◆ SELECTED EXTRACT
****************

Irrespective of what the standard may say, my dictionary describes parsing
as: 'Describe (word) grammatically, stating inflexion, relation to sentence,
etc.; resolve (sentence) into component parts of speech and describe them
grammatically'.

'Word' does indeed have many meanings in common use, so is not relevant in
this context.

>> The argument that it has always been done this way is surely not
>> valid in the face of the fundamental usage of the term, parsing,
>> elsewhere: Forth cannot ignore the outside world and, at least in
>> this case, it is irrefutably common practice to use scanning for
>> this type of process.
> 
> I take your point, but it's hardly the job of the committee to
> determine what language Forthers use.  We could change to match
> commonplace CS use, at the cost of being incosistent with all the
> Forth literature.  That's not a good trade-off.
> 
>> Forth seems to be unique in using the term parsing instead of
>> scanning.
> 
> That's true, but Forth uses its own terminology for many things, and I
> don't think we should break with forty years of usage.  Vive la
> difference!
> 

Unfortunately, the term 'parsing', as used in Forth (no grammatical
context), conflicts with the term as used in other languages and also in the
theory of natural languages.  I have a number of books on compiling, all
starting with scanning followed by parsing of the grammar as a separate
activity: Gries, Fischer et al, Wait et al, Appel, Jensen at al., typically
use a BNF form of grammar, or something similar.  This is the only conflict
of this type in either the ANS Standard or in the proposed standard that I
can see.

It was clear to me, in the context of large telescope systems and in the
laboratory, that it was necessary to be able accommodate a variety of
languages in the Forth environment, particularly, in respect of imaging
systems, where there is a variety of libraries and numerical algorithms
available.

****************

◆ COLLECTED DATA

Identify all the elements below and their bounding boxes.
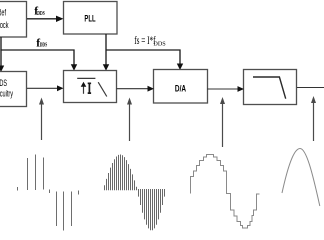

****************

◆ PROBLEM TO WORK ON
Please name the step that all of the writer's compiling books start with, according to the Forth parsing discussion above.

◆ RESULT OF THIS EXERCISE
Scanning, followed by parsing of the grammar as a separate activity.